◆ **EXTRACTED MATERIAL**
/---

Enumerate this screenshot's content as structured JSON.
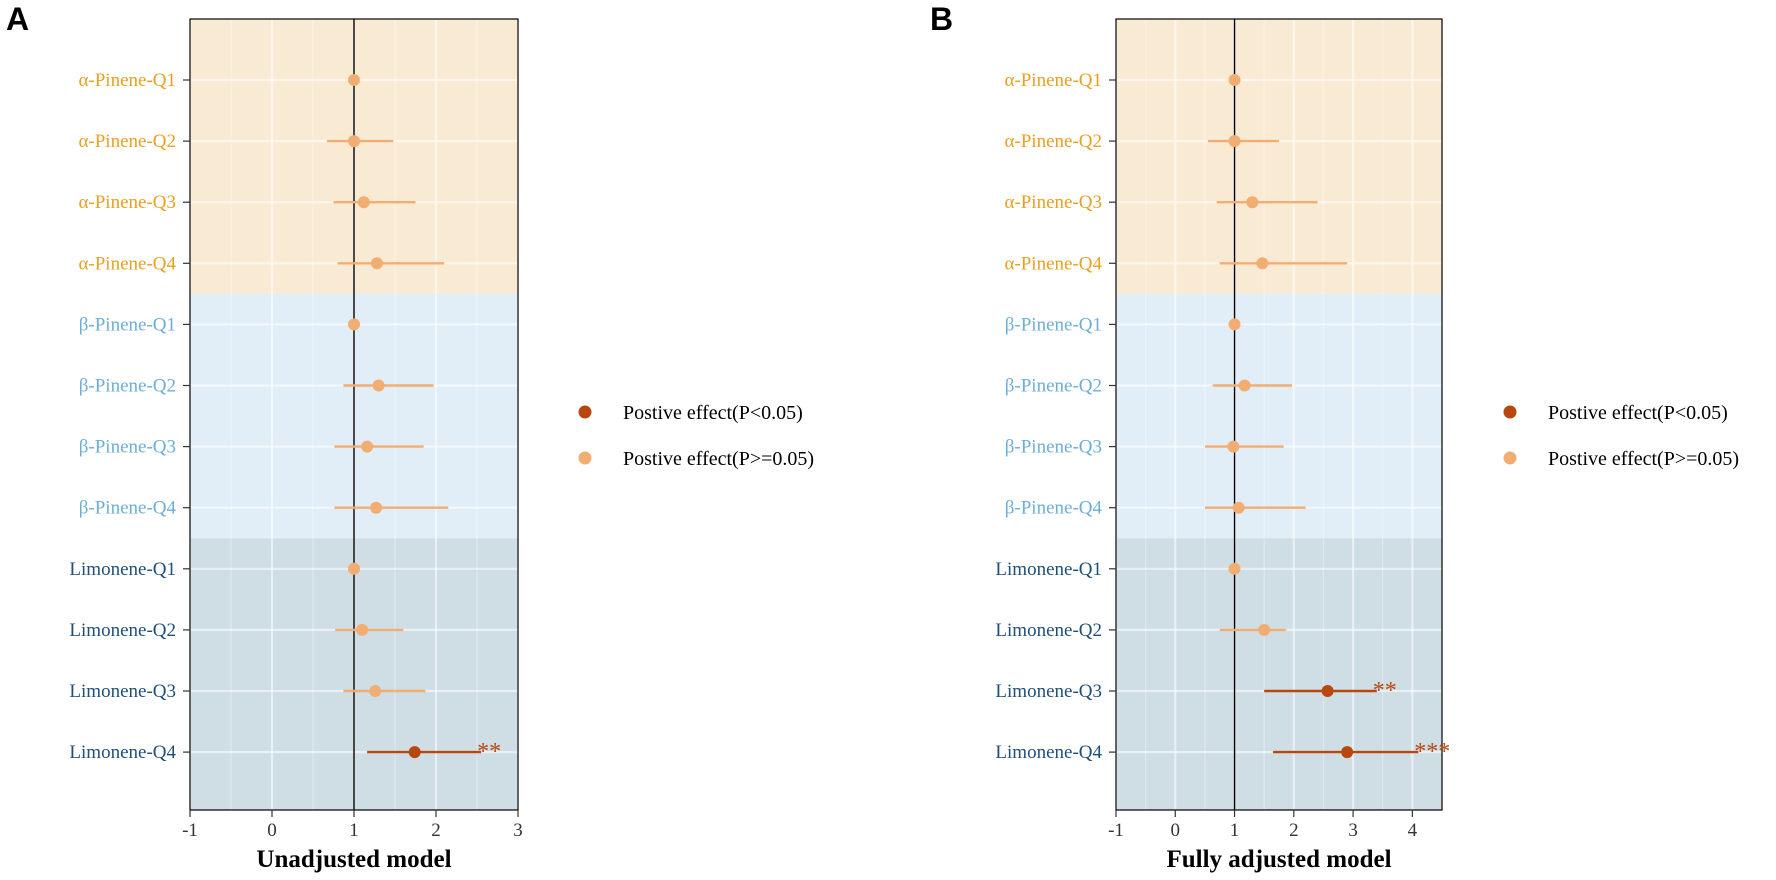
{
  "colors": {
    "significant": "#B8470F",
    "nonsignificant": "#F2AE72",
    "alpha_label": "#E8A020",
    "beta_label": "#6BAED6",
    "limonene_label": "#1F4E79",
    "alpha_band": "#F9EAD3",
    "beta_band": "#E1EEF7",
    "limonene_band": "#CFDDE4"
  },
  "legend": {
    "items": [
      {
        "label": "Postive effect(P<0.05)",
        "color": "#B8470F"
      },
      {
        "label": "Postive effect(P>=0.05)",
        "color": "#F2AE72"
      }
    ]
  },
  "chart_data": [
    {
      "type": "forest",
      "panel_letter": "A",
      "title": "",
      "xlabel": "Unadjusted model",
      "xlim": [
        -1,
        3
      ],
      "xticks": [
        "-1",
        "0",
        "1",
        "2",
        "3"
      ],
      "reference_line": 1,
      "groups": [
        {
          "name": "α-Pinene",
          "color_key": "alpha"
        },
        {
          "name": "β-Pinene",
          "color_key": "beta"
        },
        {
          "name": "Limonene",
          "color_key": "limonene"
        }
      ],
      "rows": [
        {
          "label": "α-Pinene-Q1",
          "group": "alpha",
          "est": 1.0,
          "lo": 1.0,
          "hi": 1.0,
          "sig": false,
          "stars": ""
        },
        {
          "label": "α-Pinene-Q2",
          "group": "alpha",
          "est": 1.0,
          "lo": 0.67,
          "hi": 1.48,
          "sig": false,
          "stars": ""
        },
        {
          "label": "α-Pinene-Q3",
          "group": "alpha",
          "est": 1.12,
          "lo": 0.75,
          "hi": 1.75,
          "sig": false,
          "stars": ""
        },
        {
          "label": "α-Pinene-Q4",
          "group": "alpha",
          "est": 1.28,
          "lo": 0.8,
          "hi": 2.1,
          "sig": false,
          "stars": ""
        },
        {
          "label": "β-Pinene-Q1",
          "group": "beta",
          "est": 1.0,
          "lo": 1.0,
          "hi": 1.0,
          "sig": false,
          "stars": ""
        },
        {
          "label": "β-Pinene-Q2",
          "group": "beta",
          "est": 1.3,
          "lo": 0.87,
          "hi": 1.97,
          "sig": false,
          "stars": ""
        },
        {
          "label": "β-Pinene-Q3",
          "group": "beta",
          "est": 1.16,
          "lo": 0.76,
          "hi": 1.85,
          "sig": false,
          "stars": ""
        },
        {
          "label": "β-Pinene-Q4",
          "group": "beta",
          "est": 1.27,
          "lo": 0.76,
          "hi": 2.15,
          "sig": false,
          "stars": ""
        },
        {
          "label": "Limonene-Q1",
          "group": "limonene",
          "est": 1.0,
          "lo": 1.0,
          "hi": 1.0,
          "sig": false,
          "stars": ""
        },
        {
          "label": "Limonene-Q2",
          "group": "limonene",
          "est": 1.1,
          "lo": 0.77,
          "hi": 1.6,
          "sig": false,
          "stars": ""
        },
        {
          "label": "Limonene-Q3",
          "group": "limonene",
          "est": 1.26,
          "lo": 0.87,
          "hi": 1.87,
          "sig": false,
          "stars": ""
        },
        {
          "label": "Limonene-Q4",
          "group": "limonene",
          "est": 1.74,
          "lo": 1.16,
          "hi": 2.55,
          "sig": true,
          "stars": "**"
        }
      ]
    },
    {
      "type": "forest",
      "panel_letter": "B",
      "title": "",
      "xlabel": "Fully adjusted model",
      "xlim": [
        -1,
        4.5
      ],
      "xticks": [
        "-1",
        "0",
        "1",
        "2",
        "3",
        "4"
      ],
      "reference_line": 1,
      "groups": [
        {
          "name": "α-Pinene",
          "color_key": "alpha"
        },
        {
          "name": "β-Pinene",
          "color_key": "beta"
        },
        {
          "name": "Limonene",
          "color_key": "limonene"
        }
      ],
      "rows": [
        {
          "label": "α-Pinene-Q1",
          "group": "alpha",
          "est": 1.0,
          "lo": 1.0,
          "hi": 1.0,
          "sig": false,
          "stars": ""
        },
        {
          "label": "α-Pinene-Q2",
          "group": "alpha",
          "est": 1.0,
          "lo": 0.55,
          "hi": 1.75,
          "sig": false,
          "stars": ""
        },
        {
          "label": "α-Pinene-Q3",
          "group": "alpha",
          "est": 1.3,
          "lo": 0.7,
          "hi": 2.4,
          "sig": false,
          "stars": ""
        },
        {
          "label": "α-Pinene-Q4",
          "group": "alpha",
          "est": 1.47,
          "lo": 0.75,
          "hi": 2.9,
          "sig": false,
          "stars": ""
        },
        {
          "label": "β-Pinene-Q1",
          "group": "beta",
          "est": 1.0,
          "lo": 1.0,
          "hi": 1.0,
          "sig": false,
          "stars": ""
        },
        {
          "label": "β-Pinene-Q2",
          "group": "beta",
          "est": 1.17,
          "lo": 0.63,
          "hi": 1.97,
          "sig": false,
          "stars": ""
        },
        {
          "label": "β-Pinene-Q3",
          "group": "beta",
          "est": 0.98,
          "lo": 0.5,
          "hi": 1.83,
          "sig": false,
          "stars": ""
        },
        {
          "label": "β-Pinene-Q4",
          "group": "beta",
          "est": 1.07,
          "lo": 0.5,
          "hi": 2.2,
          "sig": false,
          "stars": ""
        },
        {
          "label": "Limonene-Q1",
          "group": "limonene",
          "est": 1.0,
          "lo": 1.0,
          "hi": 1.0,
          "sig": false,
          "stars": ""
        },
        {
          "label": "Limonene-Q2",
          "group": "limonene",
          "est": 1.5,
          "lo": 0.75,
          "hi": 1.87,
          "sig": false,
          "stars": ""
        },
        {
          "label": "Limonene-Q3",
          "group": "limonene",
          "est": 2.57,
          "lo": 1.5,
          "hi": 3.4,
          "sig": true,
          "stars": "**"
        },
        {
          "label": "Limonene-Q4",
          "group": "limonene",
          "est": 2.9,
          "lo": 1.65,
          "hi": 4.1,
          "sig": true,
          "stars": "***"
        }
      ]
    }
  ]
}
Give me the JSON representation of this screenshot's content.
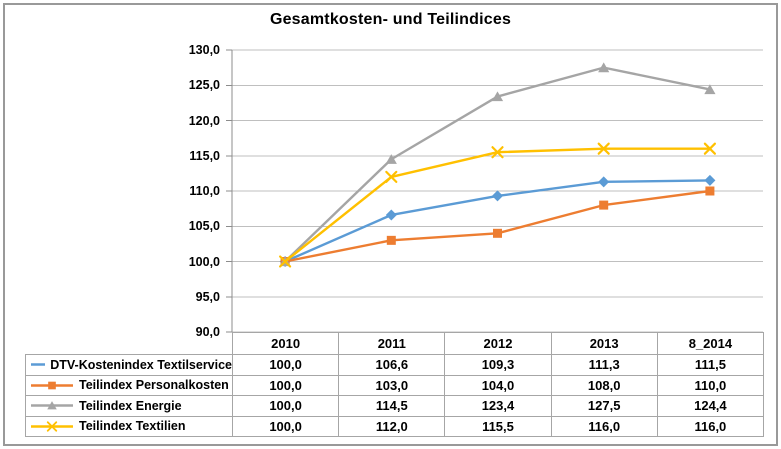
{
  "chart_data": {
    "type": "line",
    "title": "Gesamtkosten- und Teilindices",
    "categories": [
      "2010",
      "2011",
      "2012",
      "2013",
      "8_2014"
    ],
    "series": [
      {
        "name": "DTV-Kostenindex Textilservice",
        "marker": "diamond",
        "color": "#5B9BD5",
        "values": [
          100.0,
          106.6,
          109.3,
          111.3,
          111.5
        ]
      },
      {
        "name": "Teilindex Personalkosten",
        "marker": "square",
        "color": "#ED7D31",
        "values": [
          100.0,
          103.0,
          104.0,
          108.0,
          110.0
        ]
      },
      {
        "name": "Teilindex Energie",
        "marker": "triangle",
        "color": "#A5A5A5",
        "values": [
          100.0,
          114.5,
          123.4,
          127.5,
          124.4
        ]
      },
      {
        "name": "Teilindex Textilien",
        "marker": "x",
        "color": "#FFC000",
        "values": [
          100.0,
          112.0,
          115.5,
          116.0,
          116.0
        ]
      }
    ],
    "ylim": [
      90,
      130
    ],
    "ytick_step": 5,
    "ytick_labels": [
      "130,0",
      "125,0",
      "120,0",
      "115,0",
      "110,0",
      "105,0",
      "100,0",
      "95,0",
      "90,0"
    ],
    "grid": true,
    "legend_position": "table-left-column",
    "value_format": "comma-decimal-1"
  },
  "colors": {
    "background": "#FFFFFF",
    "gridline": "#BFBFBF",
    "axis": "#8C8C8C",
    "table_border": "#A6A6A6",
    "frame_border": "#999999",
    "text": "#000000"
  }
}
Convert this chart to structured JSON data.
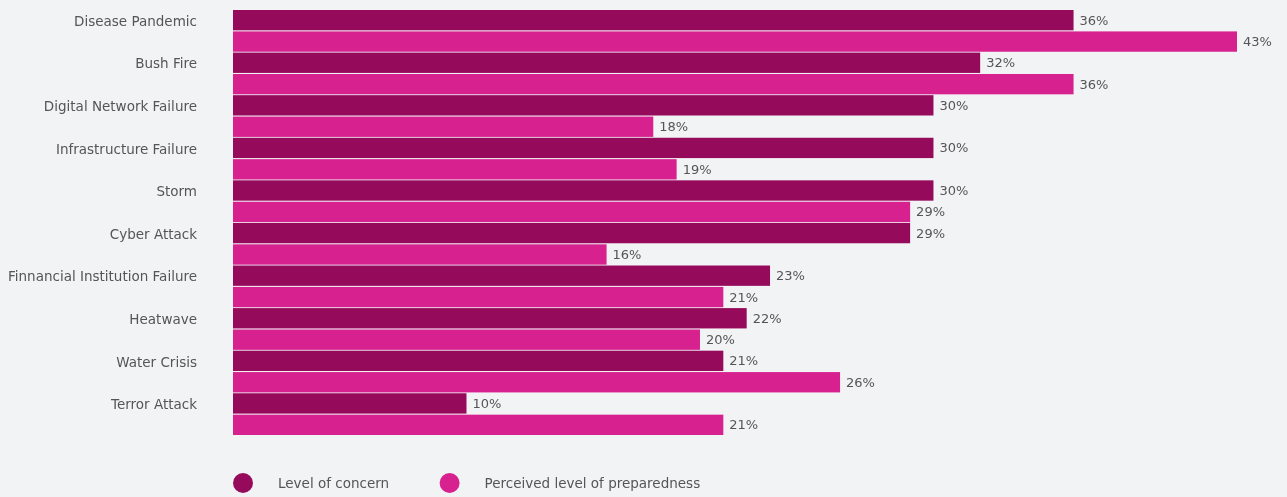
{
  "chart_data": {
    "type": "bar",
    "orientation": "horizontal",
    "categories": [
      "Disease Pandemic",
      "Bush Fire",
      "Digital Network Failure",
      "Infrastructure Failure",
      "Storm",
      "Cyber Attack",
      "Finnancial Institution Failure",
      "Heatwave",
      "Water Crisis",
      "Terror Attack"
    ],
    "series": [
      {
        "name": "Level of concern",
        "color": "#960a5c",
        "values": [
          36,
          32,
          30,
          30,
          30,
          29,
          23,
          22,
          21,
          10
        ],
        "value_labels": [
          "36%",
          "32%",
          "30%",
          "30%",
          "30%",
          "29%",
          "23%",
          "22%",
          "21%",
          "10%"
        ]
      },
      {
        "name": "Perceived level of preparedness",
        "color": "#d7218e",
        "values": [
          43,
          36,
          18,
          19,
          29,
          16,
          21,
          20,
          26,
          21
        ],
        "value_labels": [
          "43%",
          "36%",
          "18%",
          "19%",
          "29%",
          "16%",
          "21%",
          "20%",
          "26%",
          "21%"
        ]
      }
    ],
    "legend": "bottom left"
  }
}
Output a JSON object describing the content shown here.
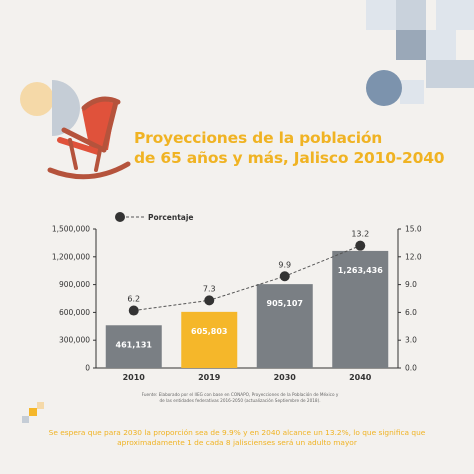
{
  "title": {
    "line1": "Proyecciones de la población",
    "line2": "de 65 años y más, Jalisco 2010-2040"
  },
  "legend_label": "Porcentaje",
  "source": "Fuente: Elaborado por el IIEG con base en CONAPO, Proyecciones de la Población de México y de las entidades federativas 2016-2050 (actualización Septiembre de 2018).",
  "footer": {
    "line1": "Se espera que para 2030 la proporción sea de 9.9% y en 2040 alcance un 13.2%, lo que significa que",
    "line2": "aproximadamente 1 de cada 8 jaliscienses será un adulto mayor"
  },
  "colors": {
    "bar": "#7a7f84",
    "highlight_bar": "#f5b72a",
    "title": "#f0b323",
    "line": "#555555",
    "point": "#333333",
    "chair": "#b5533c",
    "chair_seat": "#e0523b"
  },
  "chart_data": {
    "type": "bar",
    "categories": [
      "2010",
      "2019",
      "2030",
      "2040"
    ],
    "series": [
      {
        "values": [
          461131,
          605803,
          905107,
          1263436
        ],
        "labels": [
          "461,131",
          "605,803",
          "905,107",
          "1,263,436"
        ],
        "highlight_index": 1
      },
      {
        "name": "Porcentaje",
        "type": "line",
        "axis": "right",
        "values": [
          6.2,
          7.3,
          9.9,
          13.2
        ],
        "labels": [
          "6.2",
          "7.3",
          "9.9",
          "13.2"
        ]
      }
    ],
    "ylim_left": [
      0,
      1500000
    ],
    "yticks_left": [
      "0",
      "300,000",
      "600,000",
      "900,000",
      "1,200,000",
      "1,500,000"
    ],
    "ylim_right": [
      0,
      15
    ],
    "yticks_right": [
      "0.0",
      "3.0",
      "6.0",
      "9.0",
      "12.0",
      "15.0"
    ],
    "legend_position": "top-left",
    "grid": false
  }
}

\---

◆ **DO THIS**
Check each line above for the string "Teilindex", then copy the ones that have it.

◆ **COMPLETE OUTPUT**
        "name": "Teilindex Personalkosten",
        "name": "Teilindex Energie",
        "name": "Teilindex Textilien",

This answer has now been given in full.